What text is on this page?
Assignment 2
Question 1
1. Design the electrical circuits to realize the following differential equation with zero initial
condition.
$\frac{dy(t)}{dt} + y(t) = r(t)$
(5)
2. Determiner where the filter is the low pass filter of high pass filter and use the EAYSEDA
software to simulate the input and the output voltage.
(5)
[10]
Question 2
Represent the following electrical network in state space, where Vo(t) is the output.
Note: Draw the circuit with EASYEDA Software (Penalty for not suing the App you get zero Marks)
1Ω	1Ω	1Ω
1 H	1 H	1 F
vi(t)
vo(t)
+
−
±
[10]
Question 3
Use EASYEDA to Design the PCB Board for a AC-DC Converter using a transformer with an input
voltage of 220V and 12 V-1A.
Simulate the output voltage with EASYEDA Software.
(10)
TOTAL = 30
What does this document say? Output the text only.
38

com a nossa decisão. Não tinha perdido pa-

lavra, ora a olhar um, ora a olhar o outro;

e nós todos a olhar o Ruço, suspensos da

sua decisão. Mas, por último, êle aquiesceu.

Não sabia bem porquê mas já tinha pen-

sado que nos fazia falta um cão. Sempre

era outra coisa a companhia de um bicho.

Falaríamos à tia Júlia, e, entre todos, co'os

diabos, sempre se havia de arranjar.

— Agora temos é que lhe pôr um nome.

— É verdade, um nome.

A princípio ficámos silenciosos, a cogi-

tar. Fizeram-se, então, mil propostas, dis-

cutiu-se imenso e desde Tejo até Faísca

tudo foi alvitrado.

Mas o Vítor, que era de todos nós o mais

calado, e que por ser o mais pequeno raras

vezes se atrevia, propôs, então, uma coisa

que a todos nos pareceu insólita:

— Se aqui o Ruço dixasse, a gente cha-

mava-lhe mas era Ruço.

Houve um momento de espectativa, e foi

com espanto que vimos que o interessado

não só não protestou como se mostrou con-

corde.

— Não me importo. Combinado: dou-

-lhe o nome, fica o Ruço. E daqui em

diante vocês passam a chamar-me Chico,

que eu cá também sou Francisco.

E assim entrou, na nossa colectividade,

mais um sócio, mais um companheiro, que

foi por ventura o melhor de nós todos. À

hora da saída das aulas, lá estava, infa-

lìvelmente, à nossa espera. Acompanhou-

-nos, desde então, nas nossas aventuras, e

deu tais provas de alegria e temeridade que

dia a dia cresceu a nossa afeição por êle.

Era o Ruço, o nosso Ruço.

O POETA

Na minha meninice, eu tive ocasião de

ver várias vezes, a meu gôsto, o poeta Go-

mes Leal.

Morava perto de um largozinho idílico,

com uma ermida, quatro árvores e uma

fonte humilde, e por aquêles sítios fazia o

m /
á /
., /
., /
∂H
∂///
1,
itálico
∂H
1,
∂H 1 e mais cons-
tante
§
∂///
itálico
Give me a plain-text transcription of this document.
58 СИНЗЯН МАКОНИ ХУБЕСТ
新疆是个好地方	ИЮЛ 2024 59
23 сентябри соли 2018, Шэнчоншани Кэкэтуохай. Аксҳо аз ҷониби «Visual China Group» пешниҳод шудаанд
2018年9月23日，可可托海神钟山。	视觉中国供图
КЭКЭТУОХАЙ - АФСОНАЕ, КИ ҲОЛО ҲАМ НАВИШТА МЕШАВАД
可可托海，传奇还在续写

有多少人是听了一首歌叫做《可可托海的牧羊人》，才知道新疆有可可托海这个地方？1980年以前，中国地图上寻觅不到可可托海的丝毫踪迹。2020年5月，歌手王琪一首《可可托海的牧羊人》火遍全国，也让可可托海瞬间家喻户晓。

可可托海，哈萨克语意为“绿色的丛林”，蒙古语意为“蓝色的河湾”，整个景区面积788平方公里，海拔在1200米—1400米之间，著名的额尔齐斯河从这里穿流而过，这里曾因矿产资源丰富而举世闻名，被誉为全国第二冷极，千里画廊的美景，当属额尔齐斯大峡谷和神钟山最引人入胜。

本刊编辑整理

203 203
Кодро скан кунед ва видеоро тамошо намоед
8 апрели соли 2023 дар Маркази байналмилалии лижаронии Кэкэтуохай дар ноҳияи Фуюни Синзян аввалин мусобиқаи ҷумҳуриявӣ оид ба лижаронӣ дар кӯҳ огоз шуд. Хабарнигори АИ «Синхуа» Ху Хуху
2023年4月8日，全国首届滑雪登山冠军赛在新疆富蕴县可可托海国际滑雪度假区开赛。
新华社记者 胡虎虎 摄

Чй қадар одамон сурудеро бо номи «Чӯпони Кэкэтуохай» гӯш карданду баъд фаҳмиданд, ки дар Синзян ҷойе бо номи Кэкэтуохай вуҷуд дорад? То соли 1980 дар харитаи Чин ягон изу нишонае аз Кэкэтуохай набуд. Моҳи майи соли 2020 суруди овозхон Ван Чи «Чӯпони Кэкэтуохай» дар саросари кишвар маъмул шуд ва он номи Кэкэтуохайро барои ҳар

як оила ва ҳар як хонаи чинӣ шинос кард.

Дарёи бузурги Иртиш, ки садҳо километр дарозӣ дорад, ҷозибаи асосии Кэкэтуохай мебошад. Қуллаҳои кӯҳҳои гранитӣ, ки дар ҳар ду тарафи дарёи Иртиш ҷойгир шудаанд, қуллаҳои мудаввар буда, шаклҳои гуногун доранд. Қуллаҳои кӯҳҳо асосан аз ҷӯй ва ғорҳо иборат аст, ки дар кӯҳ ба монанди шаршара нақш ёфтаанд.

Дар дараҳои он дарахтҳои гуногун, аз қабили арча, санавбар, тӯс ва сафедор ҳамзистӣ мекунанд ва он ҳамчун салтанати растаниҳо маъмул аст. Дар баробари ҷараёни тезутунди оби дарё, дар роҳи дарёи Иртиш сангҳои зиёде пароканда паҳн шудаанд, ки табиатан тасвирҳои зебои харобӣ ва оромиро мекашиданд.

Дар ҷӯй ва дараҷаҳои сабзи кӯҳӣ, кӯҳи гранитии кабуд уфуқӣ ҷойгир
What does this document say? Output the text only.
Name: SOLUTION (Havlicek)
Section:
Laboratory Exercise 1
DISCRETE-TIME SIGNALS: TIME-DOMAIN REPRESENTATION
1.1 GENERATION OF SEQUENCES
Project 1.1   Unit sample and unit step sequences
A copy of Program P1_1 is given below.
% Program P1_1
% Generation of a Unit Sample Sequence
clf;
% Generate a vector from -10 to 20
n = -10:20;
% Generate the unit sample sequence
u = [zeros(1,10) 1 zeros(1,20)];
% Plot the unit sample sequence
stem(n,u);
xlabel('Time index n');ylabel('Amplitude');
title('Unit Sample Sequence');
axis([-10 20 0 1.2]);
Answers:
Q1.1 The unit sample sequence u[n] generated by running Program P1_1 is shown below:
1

[Task]:
Find every line that holds "дарёи" and copy it.

[Answer in full]:
Дарёи бузурги Иртиш, ки садҳо километр дарозӣ дорад, ҷозибаи асосии Кэкэтуохай мебошад. Қуллаҳои кӯҳҳои гранитӣ, ки дар ҳар ду тарафи дарёи Иртиш ҷойгир шудаанд, қуллаҳои мудаввар буда, шаклҳои гуногун доранд. Қуллаҳои кӯҳҳо асосан аз ҷӯй ва ғорҳо иборат аст, ки дар кӯҳ ба монанди шаршара нақш ёфтаанд.
Дар дараҳои он дарахтҳои гуногун, аз қабили арча, санавбар, тӯс ва сафедор ҳамзистӣ мекунанд ва он ҳамчун салтанати растаниҳо маъмул аст. Дар баробари ҷараёни тезутунди оби дарё, дар роҳи дарёи Иртиш сангҳои зиёде пароканда паҳн шудаанд, ки табиатан тасвирҳои зебои харобӣ ва оромиро мекашиданд.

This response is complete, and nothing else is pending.